WHAT TO PRODUCE
Pull out every line in the data that has the string "Services" in it.

Dataset excerpts
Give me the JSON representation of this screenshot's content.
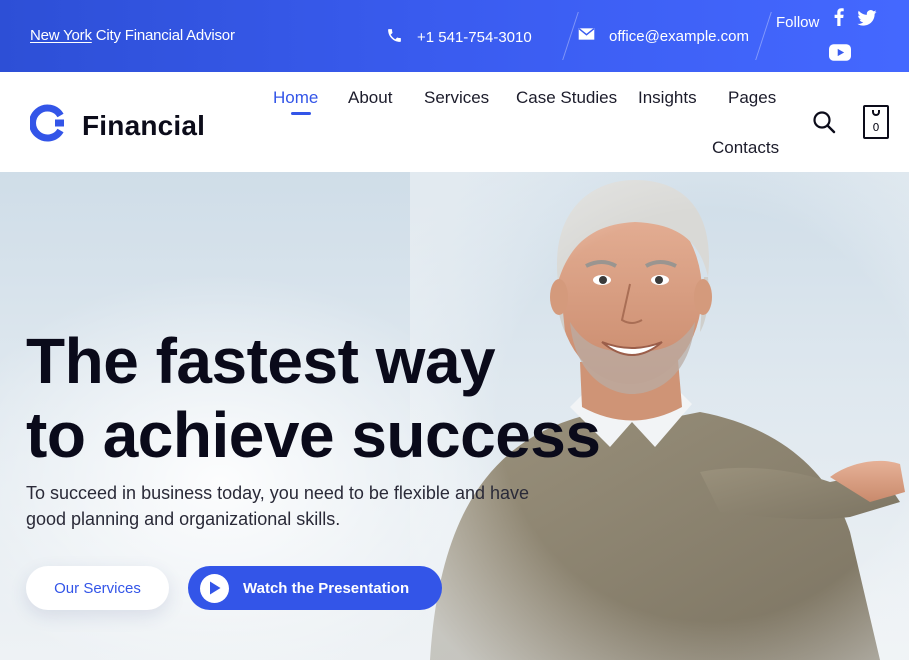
{
  "topbar": {
    "location_underlined": "New York",
    "location_rest": " City Financial Advisor",
    "phone": "+1 541-754-3010",
    "email": "office@example.com",
    "follow_label": "Follow",
    "social_icons": [
      "facebook-icon",
      "twitter-icon",
      "youtube-icon"
    ]
  },
  "header": {
    "logo_text": "Financial",
    "nav": [
      {
        "label": "Home",
        "active": true
      },
      {
        "label": "About"
      },
      {
        "label": "Services"
      },
      {
        "label": "Case Studies"
      },
      {
        "label": "Insights"
      },
      {
        "label": "Pages"
      },
      {
        "label": "Contacts"
      }
    ],
    "cart_count": "0"
  },
  "hero": {
    "title_line1": "The fastest way",
    "title_line2": "to achieve success",
    "subtitle": "To succeed in business today, you need to be flexible and have good planning and organizational skills.",
    "btn_primary": "Our Services",
    "btn_secondary": "Watch the Presentation"
  },
  "colors": {
    "accent": "#3355e8",
    "topbar_gradient_start": "#2d4fd6",
    "topbar_gradient_end": "#4468ff",
    "heading": "#0a0a1a"
  }
}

OUTPUT OF THE EXERCISE
        "label": "Services"
    "btn_primary": "Our Services",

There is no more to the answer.